-- Start Given data --

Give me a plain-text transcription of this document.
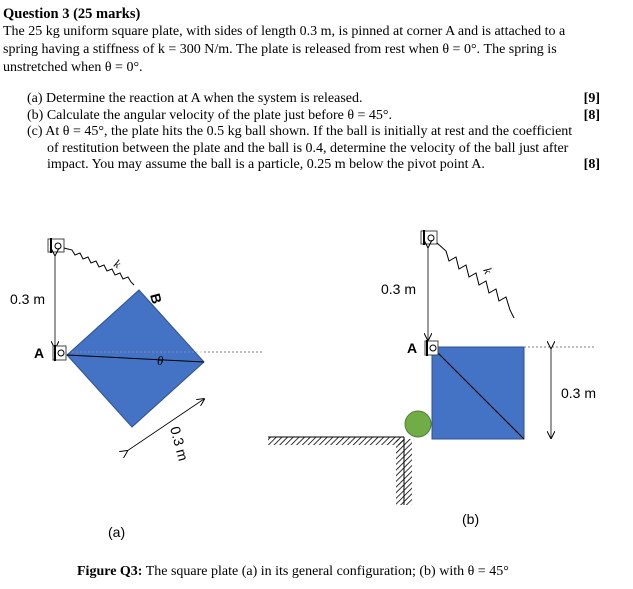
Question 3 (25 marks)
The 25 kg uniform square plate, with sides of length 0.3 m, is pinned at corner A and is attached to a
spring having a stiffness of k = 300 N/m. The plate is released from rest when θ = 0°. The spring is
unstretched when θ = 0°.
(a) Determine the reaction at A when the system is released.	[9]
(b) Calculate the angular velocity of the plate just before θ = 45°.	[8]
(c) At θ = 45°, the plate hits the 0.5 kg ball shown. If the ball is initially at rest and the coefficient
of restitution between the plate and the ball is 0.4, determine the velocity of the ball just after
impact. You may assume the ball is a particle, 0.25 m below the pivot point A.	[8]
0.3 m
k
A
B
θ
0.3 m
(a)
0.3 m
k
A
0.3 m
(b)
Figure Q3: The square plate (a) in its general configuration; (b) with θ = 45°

-- End Given data --
-- Start Given data --

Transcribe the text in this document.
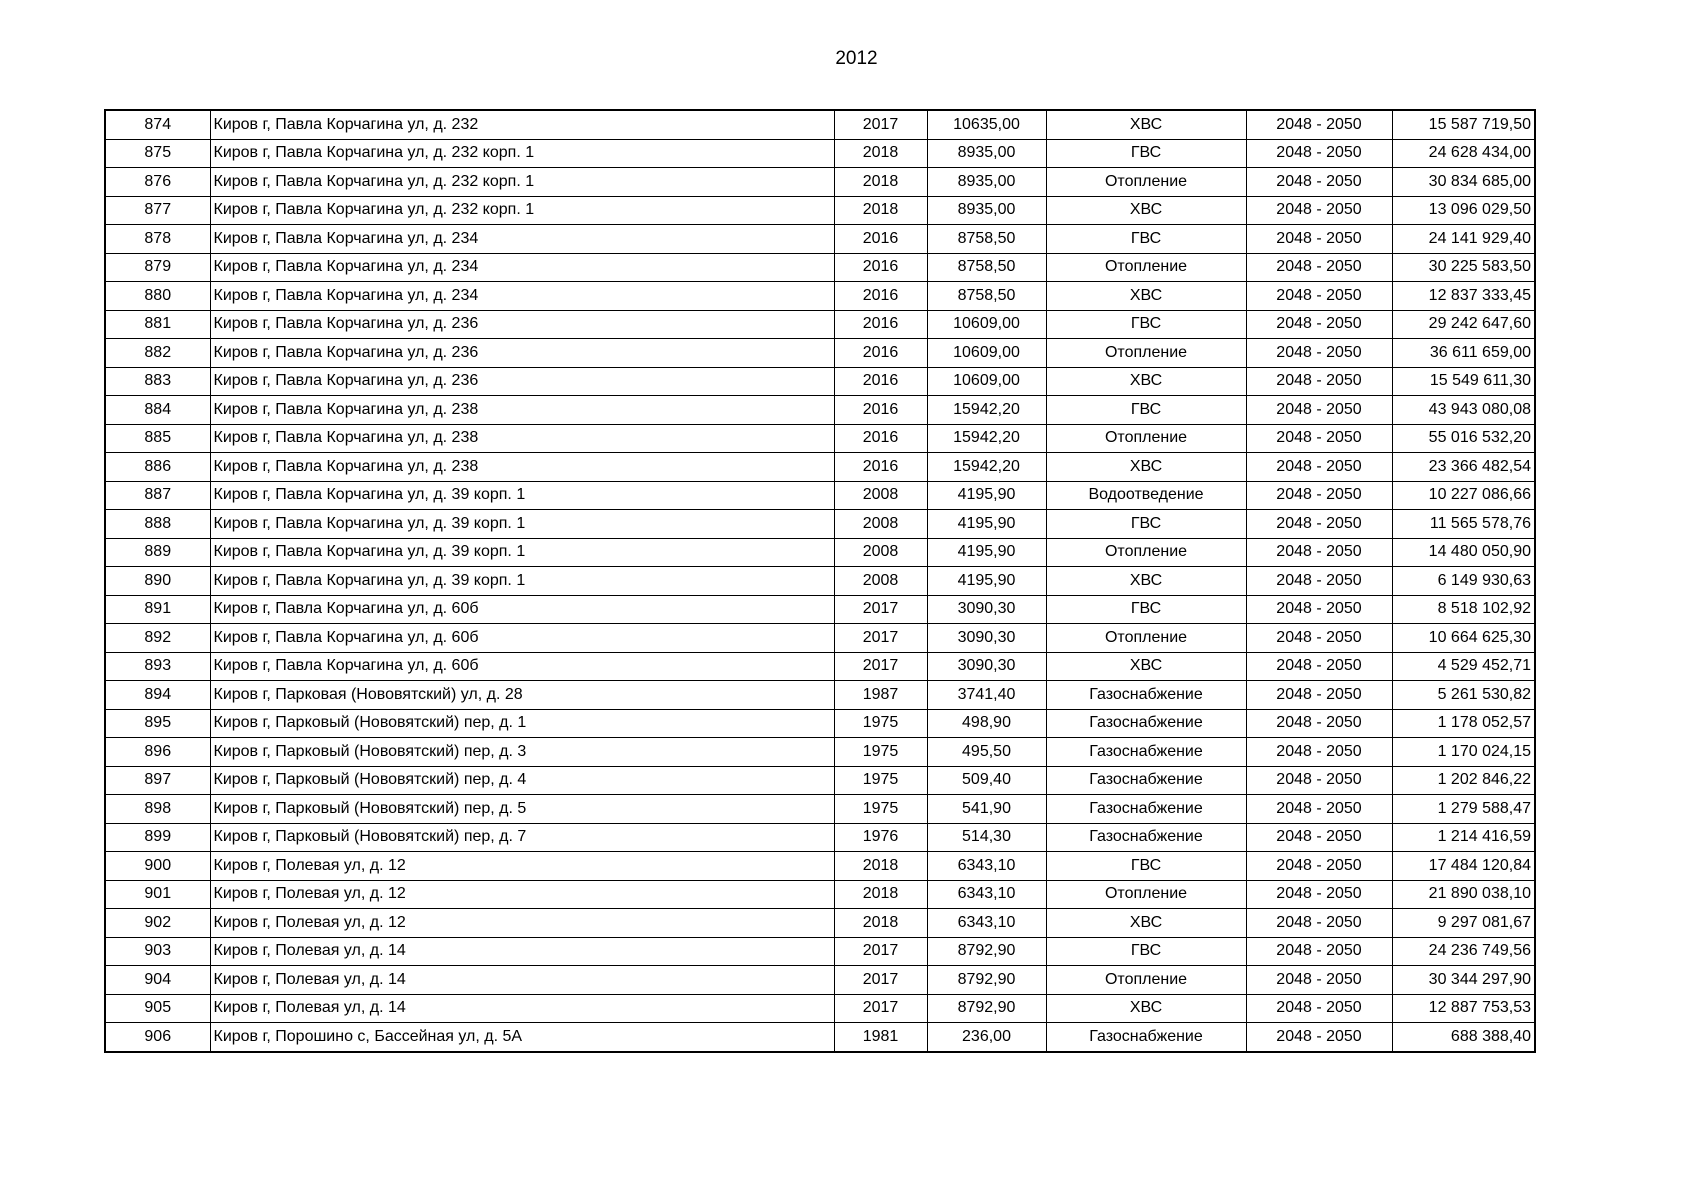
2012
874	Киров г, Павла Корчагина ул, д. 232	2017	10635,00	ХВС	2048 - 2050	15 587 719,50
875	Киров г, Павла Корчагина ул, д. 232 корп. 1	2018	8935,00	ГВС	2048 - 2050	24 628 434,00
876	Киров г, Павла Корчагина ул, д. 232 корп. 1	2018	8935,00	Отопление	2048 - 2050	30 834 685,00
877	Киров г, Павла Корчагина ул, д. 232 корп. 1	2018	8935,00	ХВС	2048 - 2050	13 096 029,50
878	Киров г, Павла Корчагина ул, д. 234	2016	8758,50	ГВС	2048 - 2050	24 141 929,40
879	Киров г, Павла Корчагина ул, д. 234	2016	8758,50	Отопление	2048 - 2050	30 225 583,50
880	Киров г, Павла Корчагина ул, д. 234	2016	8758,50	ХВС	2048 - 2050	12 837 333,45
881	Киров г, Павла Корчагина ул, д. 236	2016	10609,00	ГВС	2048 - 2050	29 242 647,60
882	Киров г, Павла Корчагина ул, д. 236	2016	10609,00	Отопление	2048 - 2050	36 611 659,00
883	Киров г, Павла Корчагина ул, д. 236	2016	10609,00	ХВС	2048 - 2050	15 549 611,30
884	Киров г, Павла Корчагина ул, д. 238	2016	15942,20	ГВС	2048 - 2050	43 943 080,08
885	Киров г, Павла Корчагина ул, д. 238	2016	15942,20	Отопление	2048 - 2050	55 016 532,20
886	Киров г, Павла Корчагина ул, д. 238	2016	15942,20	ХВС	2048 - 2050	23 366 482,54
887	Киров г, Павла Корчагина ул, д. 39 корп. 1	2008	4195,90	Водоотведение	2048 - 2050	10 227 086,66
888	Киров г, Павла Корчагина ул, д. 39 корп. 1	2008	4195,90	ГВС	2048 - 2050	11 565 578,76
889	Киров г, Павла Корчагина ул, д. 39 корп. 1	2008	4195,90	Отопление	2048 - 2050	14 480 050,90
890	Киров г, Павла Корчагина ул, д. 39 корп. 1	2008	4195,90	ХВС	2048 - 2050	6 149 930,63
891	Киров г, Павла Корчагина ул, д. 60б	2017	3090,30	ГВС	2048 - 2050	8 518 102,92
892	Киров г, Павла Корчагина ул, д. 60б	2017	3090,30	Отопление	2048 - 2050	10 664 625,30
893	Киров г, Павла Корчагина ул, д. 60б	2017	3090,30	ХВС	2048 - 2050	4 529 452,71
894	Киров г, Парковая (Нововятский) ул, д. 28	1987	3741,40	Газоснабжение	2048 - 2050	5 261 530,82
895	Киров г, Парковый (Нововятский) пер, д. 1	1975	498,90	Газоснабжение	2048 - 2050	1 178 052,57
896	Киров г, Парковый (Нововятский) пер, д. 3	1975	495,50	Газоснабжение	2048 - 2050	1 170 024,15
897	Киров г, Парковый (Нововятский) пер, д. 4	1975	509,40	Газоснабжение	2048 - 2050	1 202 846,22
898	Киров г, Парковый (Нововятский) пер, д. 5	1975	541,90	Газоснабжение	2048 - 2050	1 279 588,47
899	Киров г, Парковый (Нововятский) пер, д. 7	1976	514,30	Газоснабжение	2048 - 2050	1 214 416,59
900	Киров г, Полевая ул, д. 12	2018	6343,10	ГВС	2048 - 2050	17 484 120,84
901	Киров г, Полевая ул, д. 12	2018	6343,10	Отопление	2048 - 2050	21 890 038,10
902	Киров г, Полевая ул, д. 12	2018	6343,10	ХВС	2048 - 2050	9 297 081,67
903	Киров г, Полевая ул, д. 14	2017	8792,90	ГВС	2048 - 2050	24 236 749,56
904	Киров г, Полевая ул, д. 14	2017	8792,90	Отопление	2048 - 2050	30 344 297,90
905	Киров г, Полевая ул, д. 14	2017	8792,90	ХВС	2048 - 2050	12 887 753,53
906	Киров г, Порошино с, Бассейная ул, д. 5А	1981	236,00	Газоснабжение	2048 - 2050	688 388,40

-- End Given data --

Copy every line of the material in which the word "корп" occurs.

* Answer to this problem *
875	Киров г, Павла Корчагина ул, д. 232 корп. 1	2018	8935,00	ГВС	2048 - 2050	24 628 434,00
876	Киров г, Павла Корчагина ул, д. 232 корп. 1	2018	8935,00	Отопление	2048 - 2050	30 834 685,00
877	Киров г, Павла Корчагина ул, д. 232 корп. 1	2018	8935,00	ХВС	2048 - 2050	13 096 029,50
887	Киров г, Павла Корчагина ул, д. 39 корп. 1	2008	4195,90	Водоотведение	2048 - 2050	10 227 086,66
888	Киров г, Павла Корчагина ул, д. 39 корп. 1	2008	4195,90	ГВС	2048 - 2050	11 565 578,76
889	Киров г, Павла Корчагина ул, д. 39 корп. 1	2008	4195,90	Отопление	2048 - 2050	14 480 050,90
890	Киров г, Павла Корчагина ул, д. 39 корп. 1	2008	4195,90	ХВС	2048 - 2050	6 149 930,63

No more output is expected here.